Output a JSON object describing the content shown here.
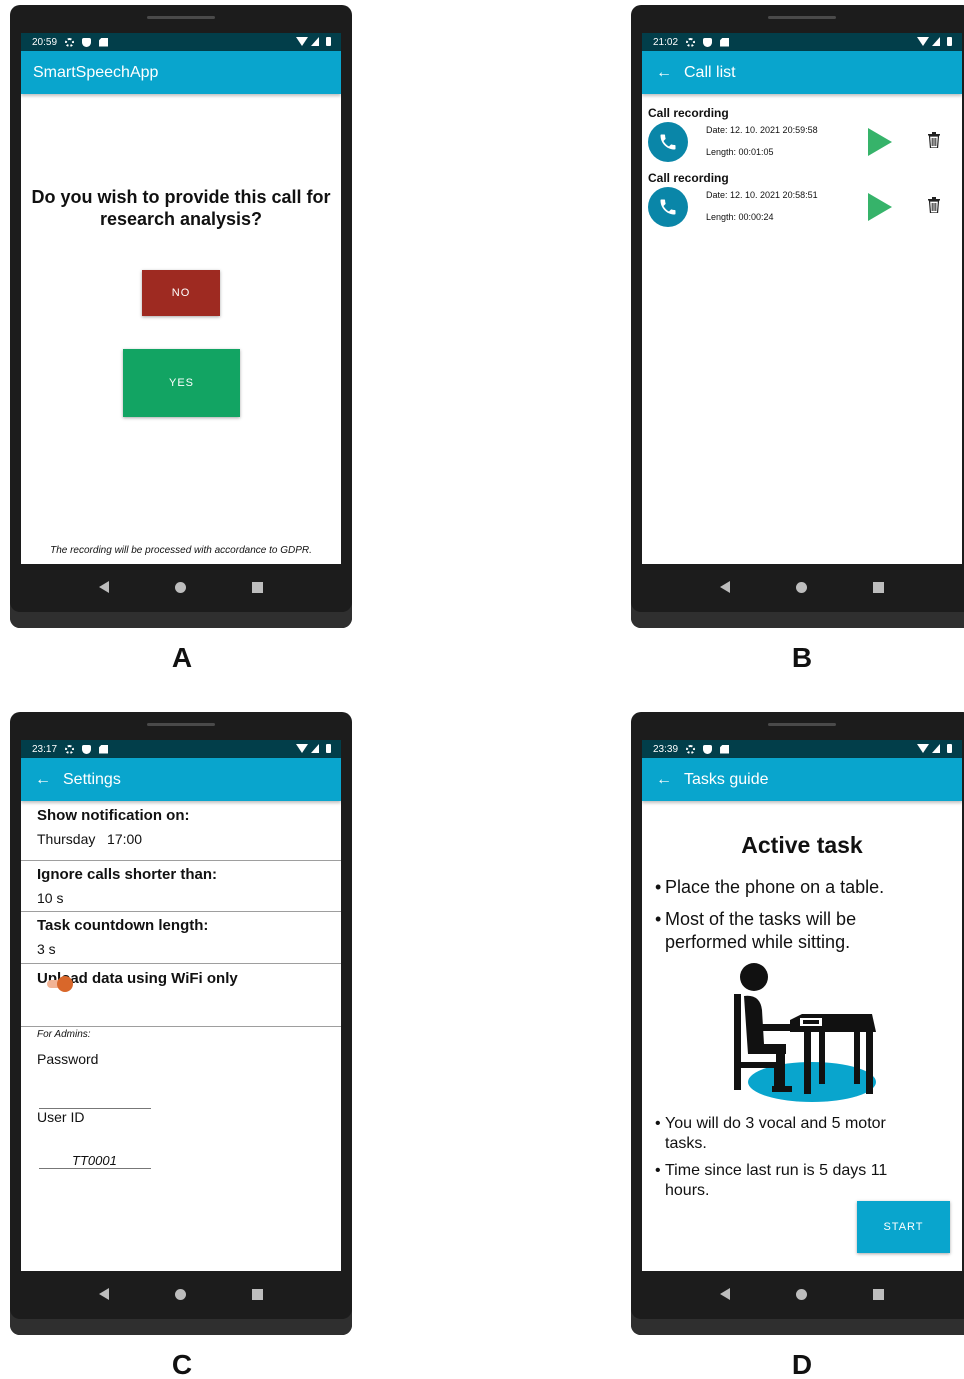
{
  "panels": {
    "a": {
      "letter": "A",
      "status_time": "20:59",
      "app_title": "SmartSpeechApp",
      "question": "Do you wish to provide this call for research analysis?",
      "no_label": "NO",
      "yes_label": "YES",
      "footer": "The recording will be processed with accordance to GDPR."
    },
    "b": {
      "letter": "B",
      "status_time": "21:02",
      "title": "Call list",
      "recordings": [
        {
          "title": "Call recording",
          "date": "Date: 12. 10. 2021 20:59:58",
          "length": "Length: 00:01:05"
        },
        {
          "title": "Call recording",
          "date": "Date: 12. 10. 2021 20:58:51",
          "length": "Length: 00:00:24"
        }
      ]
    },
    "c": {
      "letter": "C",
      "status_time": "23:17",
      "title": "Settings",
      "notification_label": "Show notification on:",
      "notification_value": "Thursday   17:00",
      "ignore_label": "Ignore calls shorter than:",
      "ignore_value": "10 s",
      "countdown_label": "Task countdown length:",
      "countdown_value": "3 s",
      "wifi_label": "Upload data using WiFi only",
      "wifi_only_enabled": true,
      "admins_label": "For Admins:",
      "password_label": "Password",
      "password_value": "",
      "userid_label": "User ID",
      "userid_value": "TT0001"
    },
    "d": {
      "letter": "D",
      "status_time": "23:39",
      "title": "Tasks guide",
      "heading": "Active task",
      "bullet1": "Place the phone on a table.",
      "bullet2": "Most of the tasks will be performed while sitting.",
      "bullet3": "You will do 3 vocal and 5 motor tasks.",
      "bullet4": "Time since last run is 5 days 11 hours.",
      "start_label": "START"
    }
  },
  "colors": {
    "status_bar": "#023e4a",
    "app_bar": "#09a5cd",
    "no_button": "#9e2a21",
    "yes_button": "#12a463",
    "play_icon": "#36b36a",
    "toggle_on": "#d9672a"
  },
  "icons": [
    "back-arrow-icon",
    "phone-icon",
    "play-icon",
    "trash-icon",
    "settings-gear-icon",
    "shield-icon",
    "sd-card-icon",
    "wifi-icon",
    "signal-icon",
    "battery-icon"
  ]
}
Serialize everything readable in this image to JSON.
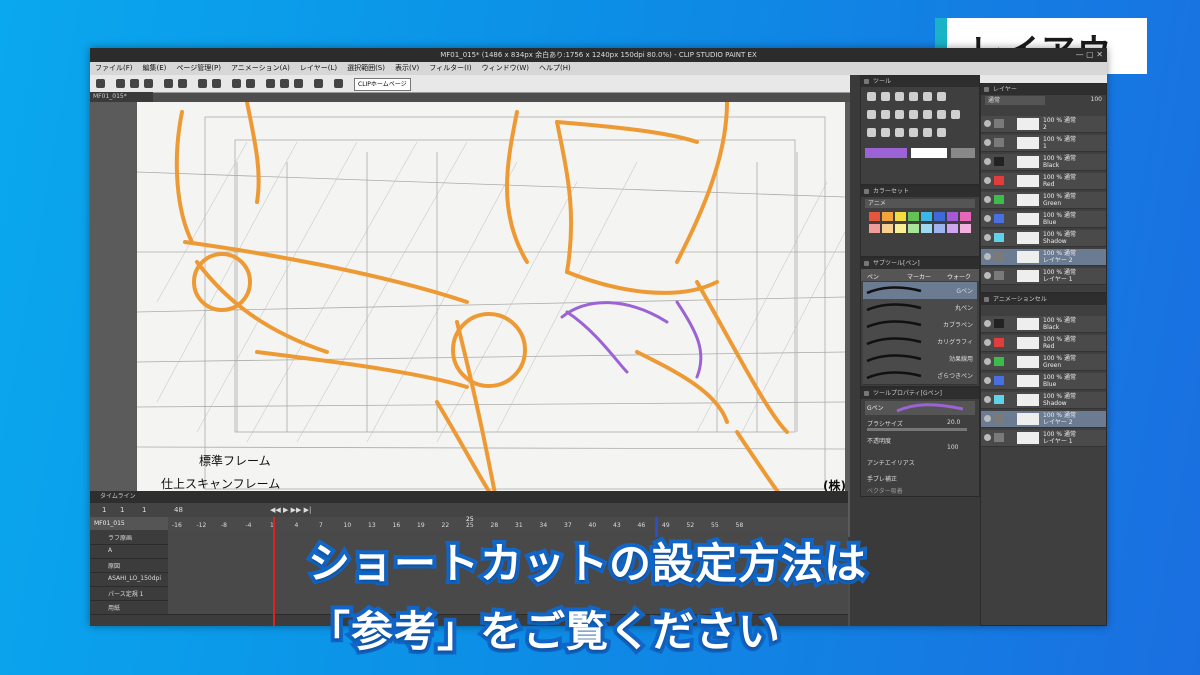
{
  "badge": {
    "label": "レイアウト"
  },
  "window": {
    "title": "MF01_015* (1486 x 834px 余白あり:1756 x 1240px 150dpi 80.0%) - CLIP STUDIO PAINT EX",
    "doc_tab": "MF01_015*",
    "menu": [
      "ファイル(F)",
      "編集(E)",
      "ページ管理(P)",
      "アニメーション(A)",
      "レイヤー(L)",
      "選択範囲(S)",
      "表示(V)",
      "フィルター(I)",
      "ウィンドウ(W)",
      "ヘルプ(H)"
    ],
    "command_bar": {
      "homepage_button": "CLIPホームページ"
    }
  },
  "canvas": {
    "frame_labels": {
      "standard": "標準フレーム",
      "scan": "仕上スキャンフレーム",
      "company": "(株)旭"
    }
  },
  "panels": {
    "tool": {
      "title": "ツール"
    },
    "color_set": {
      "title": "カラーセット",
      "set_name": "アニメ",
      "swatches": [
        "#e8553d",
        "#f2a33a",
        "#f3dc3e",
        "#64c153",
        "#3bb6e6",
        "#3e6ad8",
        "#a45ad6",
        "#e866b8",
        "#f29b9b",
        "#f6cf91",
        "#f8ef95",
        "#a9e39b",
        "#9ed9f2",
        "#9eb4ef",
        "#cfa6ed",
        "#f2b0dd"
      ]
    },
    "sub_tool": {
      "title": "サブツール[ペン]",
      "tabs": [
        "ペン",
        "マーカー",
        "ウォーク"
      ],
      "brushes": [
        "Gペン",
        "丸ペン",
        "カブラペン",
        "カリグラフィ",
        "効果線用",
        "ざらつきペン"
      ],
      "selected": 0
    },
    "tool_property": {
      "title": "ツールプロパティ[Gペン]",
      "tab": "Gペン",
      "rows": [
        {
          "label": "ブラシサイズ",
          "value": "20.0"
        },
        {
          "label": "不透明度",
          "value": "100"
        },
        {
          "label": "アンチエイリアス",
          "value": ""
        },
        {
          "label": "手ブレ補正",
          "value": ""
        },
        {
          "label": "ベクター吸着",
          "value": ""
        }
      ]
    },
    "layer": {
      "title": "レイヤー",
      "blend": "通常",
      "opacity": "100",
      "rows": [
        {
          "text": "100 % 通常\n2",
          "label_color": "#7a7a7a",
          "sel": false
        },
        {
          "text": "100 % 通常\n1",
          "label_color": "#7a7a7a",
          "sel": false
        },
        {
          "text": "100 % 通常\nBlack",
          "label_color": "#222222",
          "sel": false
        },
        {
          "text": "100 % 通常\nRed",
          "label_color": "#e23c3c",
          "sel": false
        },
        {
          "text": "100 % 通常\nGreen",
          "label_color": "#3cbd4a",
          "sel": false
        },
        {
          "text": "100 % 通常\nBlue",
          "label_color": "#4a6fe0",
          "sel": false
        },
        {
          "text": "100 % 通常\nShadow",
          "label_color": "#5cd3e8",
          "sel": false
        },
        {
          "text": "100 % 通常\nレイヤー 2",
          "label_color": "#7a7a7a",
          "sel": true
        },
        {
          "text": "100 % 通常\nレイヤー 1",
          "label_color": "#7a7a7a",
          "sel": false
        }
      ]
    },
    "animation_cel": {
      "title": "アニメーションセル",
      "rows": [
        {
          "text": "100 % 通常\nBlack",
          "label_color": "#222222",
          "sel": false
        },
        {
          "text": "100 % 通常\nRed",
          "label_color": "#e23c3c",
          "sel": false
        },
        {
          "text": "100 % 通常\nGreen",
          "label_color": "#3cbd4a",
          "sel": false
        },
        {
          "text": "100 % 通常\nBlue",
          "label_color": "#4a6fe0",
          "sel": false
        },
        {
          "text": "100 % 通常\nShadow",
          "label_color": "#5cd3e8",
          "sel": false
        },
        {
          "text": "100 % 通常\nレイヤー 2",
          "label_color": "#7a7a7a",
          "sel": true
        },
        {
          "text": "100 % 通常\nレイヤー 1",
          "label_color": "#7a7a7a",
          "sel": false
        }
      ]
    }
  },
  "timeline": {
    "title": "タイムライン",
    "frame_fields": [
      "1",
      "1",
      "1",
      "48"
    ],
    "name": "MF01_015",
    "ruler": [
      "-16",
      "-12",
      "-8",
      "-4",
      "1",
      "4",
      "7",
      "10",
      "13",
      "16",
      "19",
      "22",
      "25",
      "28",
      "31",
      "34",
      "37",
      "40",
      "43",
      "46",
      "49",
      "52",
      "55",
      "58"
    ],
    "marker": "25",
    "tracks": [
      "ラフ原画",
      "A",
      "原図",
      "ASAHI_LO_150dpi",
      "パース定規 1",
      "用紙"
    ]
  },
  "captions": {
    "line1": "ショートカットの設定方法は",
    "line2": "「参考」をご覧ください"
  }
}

§ §

» **What is being asked**
Except for the pictures, copy the material above exactly.

» **Exercise solution**
Output a JSON object describing the content shown here.
{
  "panels": {
    "a": {
      "letter": "A",
      "status_time": "20:59",
      "app_title": "SmartSpeechApp",
      "question": "Do you wish to provide this call for research analysis?",
      "no_label": "NO",
      "yes_label": "YES",
      "footer": "The recording will be processed with accordance to GDPR."
    },
    "b": {
      "letter": "B",
      "status_time": "21:02",
      "title": "Call list",
      "recordings": [
        {
          "title": "Call recording",
          "date": "Date: 12. 10. 2021 20:59:58",
          "length": "Length: 00:01:05"
        },
        {
          "title": "Call recording",
          "date": "Date: 12. 10. 2021 20:58:51",
          "length": "Length: 00:00:24"
        }
      ]
    },
    "c": {
      "letter": "C",
      "status_time": "23:17",
      "title": "Settings",
      "notification_label": "Show notification on:",
      "notification_value": "Thursday   17:00",
      "ignore_label": "Ignore calls shorter than:",
      "ignore_value": "10 s",
      "countdown_label": "Task countdown length:",
      "countdown_value": "3 s",
      "wifi_label": "Upload data using WiFi only",
      "wifi_only_enabled": true,
      "admins_label": "For Admins:",
      "password_label": "Password",
      "password_value": "",
      "userid_label": "User ID",
      "userid_value": "TT0001"
    },
    "d": {
      "letter": "D",
      "status_time": "23:39",
      "title": "Tasks guide",
      "heading": "Active task",
      "bullet1": "Place the phone on a table.",
      "bullet2": "Most of the tasks will be performed while sitting.",
      "bullet3": "You will do 3 vocal and 5 motor tasks.",
      "bullet4": "Time since last run is 5 days 11 hours.",
      "start_label": "START"
    }
  },
  "colors": {
    "status_bar": "#023e4a",
    "app_bar": "#09a5cd",
    "no_button": "#9e2a21",
    "yes_button": "#12a463",
    "play_icon": "#36b36a",
    "toggle_on": "#d9672a"
  },
  "icons": [
    "back-arrow-icon",
    "phone-icon",
    "play-icon",
    "trash-icon",
    "settings-gear-icon",
    "shield-icon",
    "sd-card-icon",
    "wifi-icon",
    "signal-icon",
    "battery-icon"
  ]
}
Serialize everything readable in this image to JSON.
{
  "badge": {
    "label": "レイアウト"
  },
  "window": {
    "title": "MF01_015* (1486 x 834px 余白あり:1756 x 1240px 150dpi 80.0%) - CLIP STUDIO PAINT EX",
    "doc_tab": "MF01_015*",
    "menu": [
      "ファイル(F)",
      "編集(E)",
      "ページ管理(P)",
      "アニメーション(A)",
      "レイヤー(L)",
      "選択範囲(S)",
      "表示(V)",
      "フィルター(I)",
      "ウィンドウ(W)",
      "ヘルプ(H)"
    ],
    "command_bar": {
      "homepage_button": "CLIPホームページ"
    }
  },
  "canvas": {
    "frame_labels": {
      "standard": "標準フレーム",
      "scan": "仕上スキャンフレーム",
      "company": "(株)旭"
    }
  },
  "panels": {
    "tool": {
      "title": "ツール"
    },
    "color_set": {
      "title": "カラーセット",
      "set_name": "アニメ",
      "swatches": [
        "#e8553d",
        "#f2a33a",
        "#f3dc3e",
        "#64c153",
        "#3bb6e6",
        "#3e6ad8",
        "#a45ad6",
        "#e866b8",
        "#f29b9b",
        "#f6cf91",
        "#f8ef95",
        "#a9e39b",
        "#9ed9f2",
        "#9eb4ef",
        "#cfa6ed",
        "#f2b0dd"
      ]
    },
    "sub_tool": {
      "title": "サブツール[ペン]",
      "tabs": [
        "ペン",
        "マーカー",
        "ウォーク"
      ],
      "brushes": [
        "Gペン",
        "丸ペン",
        "カブラペン",
        "カリグラフィ",
        "効果線用",
        "ざらつきペン"
      ],
      "selected": 0
    },
    "tool_property": {
      "title": "ツールプロパティ[Gペン]",
      "tab": "Gペン",
      "rows": [
        {
          "label": "ブラシサイズ",
          "value": "20.0"
        },
        {
          "label": "不透明度",
          "value": "100"
        },
        {
          "label": "アンチエイリアス",
          "value": ""
        },
        {
          "label": "手ブレ補正",
          "value": ""
        },
        {
          "label": "ベクター吸着",
          "value": ""
        }
      ]
    },
    "layer": {
      "title": "レイヤー",
      "blend": "通常",
      "opacity": "100",
      "rows": [
        {
          "text": "100 % 通常\n2",
          "label_color": "#7a7a7a",
          "sel": false
        },
        {
          "text": "100 % 通常\n1",
          "label_color": "#7a7a7a",
          "sel": false
        },
        {
          "text": "100 % 通常\nBlack",
          "label_color": "#222222",
          "sel": false
        },
        {
          "text": "100 % 通常\nRed",
          "label_color": "#e23c3c",
          "sel": false
        },
        {
          "text": "100 % 通常\nGreen",
          "label_color": "#3cbd4a",
          "sel": false
        },
        {
          "text": "100 % 通常\nBlue",
          "label_color": "#4a6fe0",
          "sel": false
        },
        {
          "text": "100 % 通常\nShadow",
          "label_color": "#5cd3e8",
          "sel": false
        },
        {
          "text": "100 % 通常\nレイヤー 2",
          "label_color": "#7a7a7a",
          "sel": true
        },
        {
          "text": "100 % 通常\nレイヤー 1",
          "label_color": "#7a7a7a",
          "sel": false
        }
      ]
    },
    "animation_cel": {
      "title": "アニメーションセル",
      "rows": [
        {
          "text": "100 % 通常\nBlack",
          "label_color": "#222222",
          "sel": false
        },
        {
          "text": "100 % 通常\nRed",
          "label_color": "#e23c3c",
          "sel": false
        },
        {
          "text": "100 % 通常\nGreen",
          "label_color": "#3cbd4a",
          "sel": false
        },
        {
          "text": "100 % 通常\nBlue",
          "label_color": "#4a6fe0",
          "sel": false
        },
        {
          "text": "100 % 通常\nShadow",
          "label_color": "#5cd3e8",
          "sel": false
        },
        {
          "text": "100 % 通常\nレイヤー 2",
          "label_color": "#7a7a7a",
          "sel": true
        },
        {
          "text": "100 % 通常\nレイヤー 1",
          "label_color": "#7a7a7a",
          "sel": false
        }
      ]
    }
  },
  "timeline": {
    "title": "タイムライン",
    "frame_fields": [
      "1",
      "1",
      "1",
      "48"
    ],
    "name": "MF01_015",
    "ruler": [
      "-16",
      "-12",
      "-8",
      "-4",
      "1",
      "4",
      "7",
      "10",
      "13",
      "16",
      "19",
      "22",
      "25",
      "28",
      "31",
      "34",
      "37",
      "40",
      "43",
      "46",
      "49",
      "52",
      "55",
      "58"
    ],
    "marker": "25",
    "tracks": [
      "ラフ原画",
      "A",
      "原図",
      "ASAHI_LO_150dpi",
      "パース定規 1",
      "用紙"
    ]
  },
  "captions": {
    "line1": "ショートカットの設定方法は",
    "line2": "「参考」をご覧ください"
  }
}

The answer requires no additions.